* Goal of the exercise: Give the material once more, word for word, without any images.

* Input rows:
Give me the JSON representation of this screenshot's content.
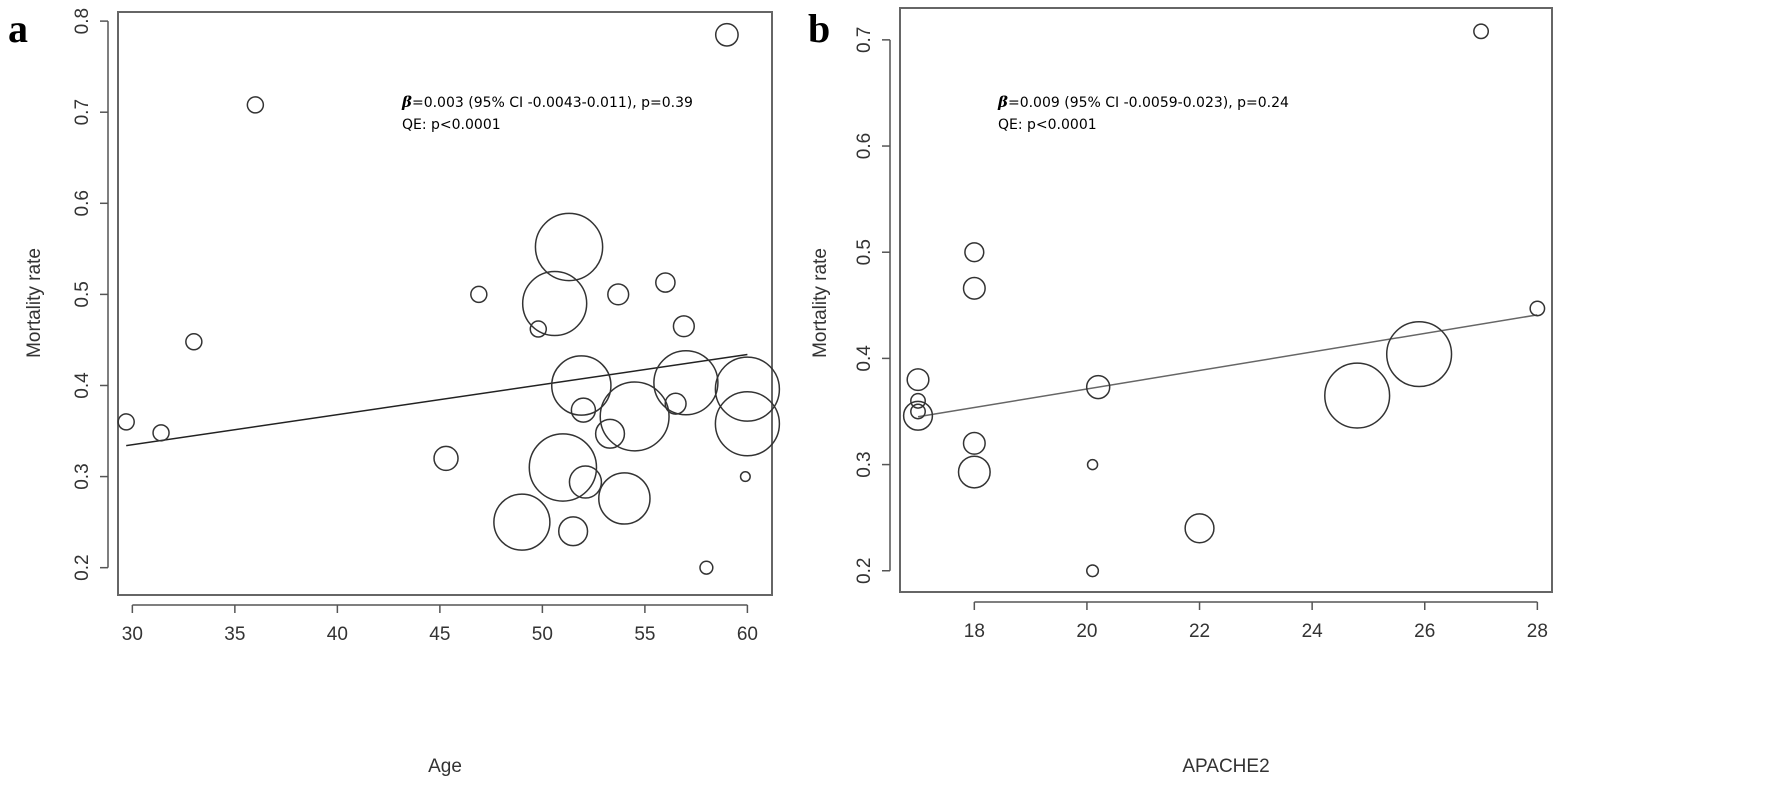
{
  "chart_data": [
    {
      "type": "scatter",
      "panel_label": "a",
      "xlabel": "Age",
      "ylabel": "Mortality rate",
      "xlim": [
        29.3,
        61.2
      ],
      "ylim": [
        0.17,
        0.81
      ],
      "xticks": [
        30,
        35,
        40,
        45,
        50,
        55,
        60
      ],
      "yticks": [
        0.2,
        0.3,
        0.4,
        0.5,
        0.6,
        0.7,
        0.8
      ],
      "annotation": {
        "beta_symbol": "β",
        "beta_text": "=0.003 (95% CI -0.0043-0.011), p=0.39",
        "qe_text": "QE: p<0.0001"
      },
      "fit_line": {
        "x": [
          29.7,
          60.0
        ],
        "y": [
          0.334,
          0.434
        ],
        "color": "#222222"
      },
      "points": [
        {
          "x": 29.7,
          "y": 0.36,
          "size": 1.0
        },
        {
          "x": 31.4,
          "y": 0.348,
          "size": 1.0
        },
        {
          "x": 33.0,
          "y": 0.448,
          "size": 1.0
        },
        {
          "x": 36.0,
          "y": 0.708,
          "size": 1.0
        },
        {
          "x": 45.3,
          "y": 0.32,
          "size": 1.5
        },
        {
          "x": 46.9,
          "y": 0.5,
          "size": 1.0
        },
        {
          "x": 49.0,
          "y": 0.25,
          "size": 3.5
        },
        {
          "x": 49.8,
          "y": 0.462,
          "size": 1.0
        },
        {
          "x": 50.6,
          "y": 0.49,
          "size": 4.0
        },
        {
          "x": 51.0,
          "y": 0.31,
          "size": 4.2
        },
        {
          "x": 51.3,
          "y": 0.552,
          "size": 4.2
        },
        {
          "x": 51.5,
          "y": 0.24,
          "size": 1.8
        },
        {
          "x": 51.9,
          "y": 0.4,
          "size": 3.7
        },
        {
          "x": 52.0,
          "y": 0.373,
          "size": 1.5
        },
        {
          "x": 52.1,
          "y": 0.294,
          "size": 2.0
        },
        {
          "x": 53.3,
          "y": 0.347,
          "size": 1.8
        },
        {
          "x": 53.7,
          "y": 0.5,
          "size": 1.3
        },
        {
          "x": 54.0,
          "y": 0.276,
          "size": 3.2
        },
        {
          "x": 54.5,
          "y": 0.366,
          "size": 4.3
        },
        {
          "x": 56.0,
          "y": 0.513,
          "size": 1.2
        },
        {
          "x": 56.5,
          "y": 0.38,
          "size": 1.3
        },
        {
          "x": 56.9,
          "y": 0.465,
          "size": 1.3
        },
        {
          "x": 57.0,
          "y": 0.403,
          "size": 4.0
        },
        {
          "x": 58.0,
          "y": 0.2,
          "size": 0.8
        },
        {
          "x": 59.0,
          "y": 0.785,
          "size": 1.4
        },
        {
          "x": 59.9,
          "y": 0.3,
          "size": 0.6
        },
        {
          "x": 60.0,
          "y": 0.396,
          "size": 4.0
        },
        {
          "x": 60.0,
          "y": 0.358,
          "size": 4.0
        }
      ]
    },
    {
      "type": "scatter",
      "panel_label": "b",
      "xlabel": "APACHE2",
      "ylabel": "Mortality rate",
      "xlim": [
        16.68,
        28.26
      ],
      "ylim": [
        0.18,
        0.73
      ],
      "xticks": [
        18,
        20,
        22,
        24,
        26,
        28
      ],
      "yticks": [
        0.2,
        0.3,
        0.4,
        0.5,
        0.6,
        0.7
      ],
      "annotation": {
        "beta_symbol": "β",
        "beta_text": "=0.009 (95% CI -0.0059-0.023), p=0.24",
        "qe_text": "QE: p<0.0001"
      },
      "fit_line": {
        "x": [
          17.0,
          28.0
        ],
        "y": [
          0.345,
          0.441
        ],
        "color": "#666666"
      },
      "points": [
        {
          "x": 17.0,
          "y": 0.38,
          "size": 1.5
        },
        {
          "x": 17.0,
          "y": 0.36,
          "size": 1.0
        },
        {
          "x": 17.0,
          "y": 0.35,
          "size": 1.0
        },
        {
          "x": 17.0,
          "y": 0.346,
          "size": 2.0
        },
        {
          "x": 18.0,
          "y": 0.5,
          "size": 1.3
        },
        {
          "x": 18.0,
          "y": 0.466,
          "size": 1.5
        },
        {
          "x": 18.0,
          "y": 0.32,
          "size": 1.5
        },
        {
          "x": 18.0,
          "y": 0.293,
          "size": 2.2
        },
        {
          "x": 20.1,
          "y": 0.3,
          "size": 0.7
        },
        {
          "x": 20.1,
          "y": 0.2,
          "size": 0.8
        },
        {
          "x": 20.2,
          "y": 0.373,
          "size": 1.6
        },
        {
          "x": 22.0,
          "y": 0.24,
          "size": 2.0
        },
        {
          "x": 24.8,
          "y": 0.365,
          "size": 4.5
        },
        {
          "x": 25.9,
          "y": 0.404,
          "size": 4.5
        },
        {
          "x": 27.0,
          "y": 0.708,
          "size": 1.0
        },
        {
          "x": 28.0,
          "y": 0.447,
          "size": 1.0
        }
      ]
    }
  ]
}
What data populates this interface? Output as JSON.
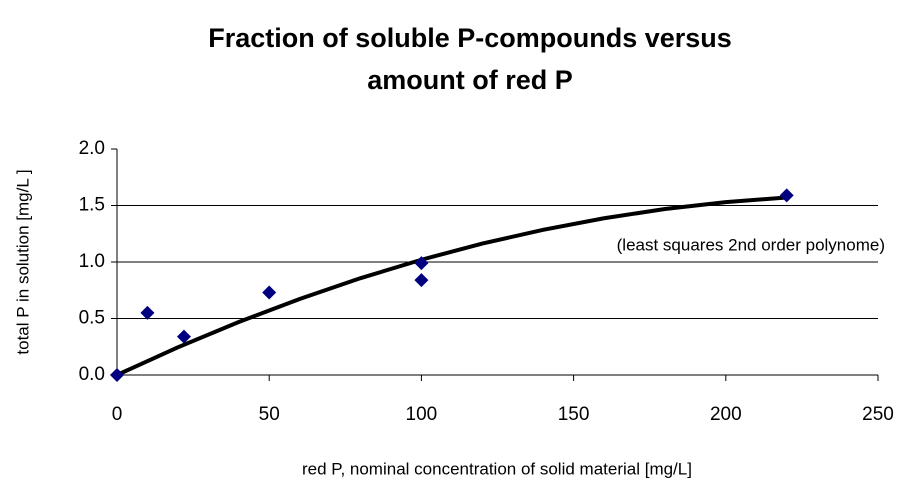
{
  "chart_data": {
    "type": "scatter",
    "title": [
      "Fraction of soluble P-compounds versus",
      "amount of red P"
    ],
    "x_label": "red P, nominal concentration of solid material [mg/L]",
    "y_label": "total P in solution [mg/L ]",
    "annotation": "(least squares 2nd order polynome)",
    "series": [
      {
        "color": "#000080",
        "x": [
          0,
          10,
          22,
          50,
          100,
          100,
          220
        ],
        "values": [
          0,
          0.55,
          0.34,
          0.73,
          0.99,
          0.84,
          1.59
        ]
      }
    ],
    "trendline": {
      "color": "#000000",
      "x": [
        0,
        20,
        40,
        60,
        80,
        100,
        120,
        140,
        160,
        180,
        200,
        220
      ],
      "values": [
        0,
        0.245,
        0.469,
        0.673,
        0.857,
        1.02,
        1.163,
        1.285,
        1.387,
        1.469,
        1.53,
        1.571
      ]
    },
    "xlim": [
      0,
      250
    ],
    "xticks": [
      0,
      50,
      100,
      150,
      200,
      250
    ],
    "ylim": [
      0,
      2
    ],
    "yticks": [
      {
        "value": 0,
        "label": "0.0"
      },
      {
        "value": 0.5,
        "label": "0.5"
      },
      {
        "value": 1,
        "label": "1.0"
      },
      {
        "value": 1.5,
        "label": "1.5"
      },
      {
        "value": 2,
        "label": "2.0"
      }
    ],
    "grid": true
  }
}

* Solved problem:
Give me the JSON representation of this screenshot's content.
{
  "chart_data": [
    {
      "type": "scatter",
      "panel_label": "a",
      "xlabel": "Age",
      "ylabel": "Mortality rate",
      "xlim": [
        29.3,
        61.2
      ],
      "ylim": [
        0.17,
        0.81
      ],
      "xticks": [
        30,
        35,
        40,
        45,
        50,
        55,
        60
      ],
      "yticks": [
        0.2,
        0.3,
        0.4,
        0.5,
        0.6,
        0.7,
        0.8
      ],
      "annotation": {
        "beta_symbol": "β",
        "beta_text": "=0.003 (95% CI -0.0043-0.011), p=0.39",
        "qe_text": "QE: p<0.0001"
      },
      "fit_line": {
        "x": [
          29.7,
          60.0
        ],
        "y": [
          0.334,
          0.434
        ],
        "color": "#222222"
      },
      "points": [
        {
          "x": 29.7,
          "y": 0.36,
          "size": 1.0
        },
        {
          "x": 31.4,
          "y": 0.348,
          "size": 1.0
        },
        {
          "x": 33.0,
          "y": 0.448,
          "size": 1.0
        },
        {
          "x": 36.0,
          "y": 0.708,
          "size": 1.0
        },
        {
          "x": 45.3,
          "y": 0.32,
          "size": 1.5
        },
        {
          "x": 46.9,
          "y": 0.5,
          "size": 1.0
        },
        {
          "x": 49.0,
          "y": 0.25,
          "size": 3.5
        },
        {
          "x": 49.8,
          "y": 0.462,
          "size": 1.0
        },
        {
          "x": 50.6,
          "y": 0.49,
          "size": 4.0
        },
        {
          "x": 51.0,
          "y": 0.31,
          "size": 4.2
        },
        {
          "x": 51.3,
          "y": 0.552,
          "size": 4.2
        },
        {
          "x": 51.5,
          "y": 0.24,
          "size": 1.8
        },
        {
          "x": 51.9,
          "y": 0.4,
          "size": 3.7
        },
        {
          "x": 52.0,
          "y": 0.373,
          "size": 1.5
        },
        {
          "x": 52.1,
          "y": 0.294,
          "size": 2.0
        },
        {
          "x": 53.3,
          "y": 0.347,
          "size": 1.8
        },
        {
          "x": 53.7,
          "y": 0.5,
          "size": 1.3
        },
        {
          "x": 54.0,
          "y": 0.276,
          "size": 3.2
        },
        {
          "x": 54.5,
          "y": 0.366,
          "size": 4.3
        },
        {
          "x": 56.0,
          "y": 0.513,
          "size": 1.2
        },
        {
          "x": 56.5,
          "y": 0.38,
          "size": 1.3
        },
        {
          "x": 56.9,
          "y": 0.465,
          "size": 1.3
        },
        {
          "x": 57.0,
          "y": 0.403,
          "size": 4.0
        },
        {
          "x": 58.0,
          "y": 0.2,
          "size": 0.8
        },
        {
          "x": 59.0,
          "y": 0.785,
          "size": 1.4
        },
        {
          "x": 59.9,
          "y": 0.3,
          "size": 0.6
        },
        {
          "x": 60.0,
          "y": 0.396,
          "size": 4.0
        },
        {
          "x": 60.0,
          "y": 0.358,
          "size": 4.0
        }
      ]
    },
    {
      "type": "scatter",
      "panel_label": "b",
      "xlabel": "APACHE2",
      "ylabel": "Mortality rate",
      "xlim": [
        16.68,
        28.26
      ],
      "ylim": [
        0.18,
        0.73
      ],
      "xticks": [
        18,
        20,
        22,
        24,
        26,
        28
      ],
      "yticks": [
        0.2,
        0.3,
        0.4,
        0.5,
        0.6,
        0.7
      ],
      "annotation": {
        "beta_symbol": "β",
        "beta_text": "=0.009 (95% CI -0.0059-0.023), p=0.24",
        "qe_text": "QE: p<0.0001"
      },
      "fit_line": {
        "x": [
          17.0,
          28.0
        ],
        "y": [
          0.345,
          0.441
        ],
        "color": "#666666"
      },
      "points": [
        {
          "x": 17.0,
          "y": 0.38,
          "size": 1.5
        },
        {
          "x": 17.0,
          "y": 0.36,
          "size": 1.0
        },
        {
          "x": 17.0,
          "y": 0.35,
          "size": 1.0
        },
        {
          "x": 17.0,
          "y": 0.346,
          "size": 2.0
        },
        {
          "x": 18.0,
          "y": 0.5,
          "size": 1.3
        },
        {
          "x": 18.0,
          "y": 0.466,
          "size": 1.5
        },
        {
          "x": 18.0,
          "y": 0.32,
          "size": 1.5
        },
        {
          "x": 18.0,
          "y": 0.293,
          "size": 2.2
        },
        {
          "x": 20.1,
          "y": 0.3,
          "size": 0.7
        },
        {
          "x": 20.1,
          "y": 0.2,
          "size": 0.8
        },
        {
          "x": 20.2,
          "y": 0.373,
          "size": 1.6
        },
        {
          "x": 22.0,
          "y": 0.24,
          "size": 2.0
        },
        {
          "x": 24.8,
          "y": 0.365,
          "size": 4.5
        },
        {
          "x": 25.9,
          "y": 0.404,
          "size": 4.5
        },
        {
          "x": 27.0,
          "y": 0.708,
          "size": 1.0
        },
        {
          "x": 28.0,
          "y": 0.447,
          "size": 1.0
        }
      ]
    }
  ]
}
What data populates this interface? Output as JSON.
{
  "chart_data": {
    "type": "scatter",
    "title": [
      "Fraction of soluble P-compounds versus",
      "amount of red P"
    ],
    "x_label": "red P, nominal concentration of solid material [mg/L]",
    "y_label": "total P in solution [mg/L ]",
    "annotation": "(least squares 2nd order polynome)",
    "series": [
      {
        "color": "#000080",
        "x": [
          0,
          10,
          22,
          50,
          100,
          100,
          220
        ],
        "values": [
          0,
          0.55,
          0.34,
          0.73,
          0.99,
          0.84,
          1.59
        ]
      }
    ],
    "trendline": {
      "color": "#000000",
      "x": [
        0,
        20,
        40,
        60,
        80,
        100,
        120,
        140,
        160,
        180,
        200,
        220
      ],
      "values": [
        0,
        0.245,
        0.469,
        0.673,
        0.857,
        1.02,
        1.163,
        1.285,
        1.387,
        1.469,
        1.53,
        1.571
      ]
    },
    "xlim": [
      0,
      250
    ],
    "xticks": [
      0,
      50,
      100,
      150,
      200,
      250
    ],
    "ylim": [
      0,
      2
    ],
    "yticks": [
      {
        "value": 0,
        "label": "0.0"
      },
      {
        "value": 0.5,
        "label": "0.5"
      },
      {
        "value": 1,
        "label": "1.0"
      },
      {
        "value": 1.5,
        "label": "1.5"
      },
      {
        "value": 2,
        "label": "2.0"
      }
    ],
    "grid": true
  }
}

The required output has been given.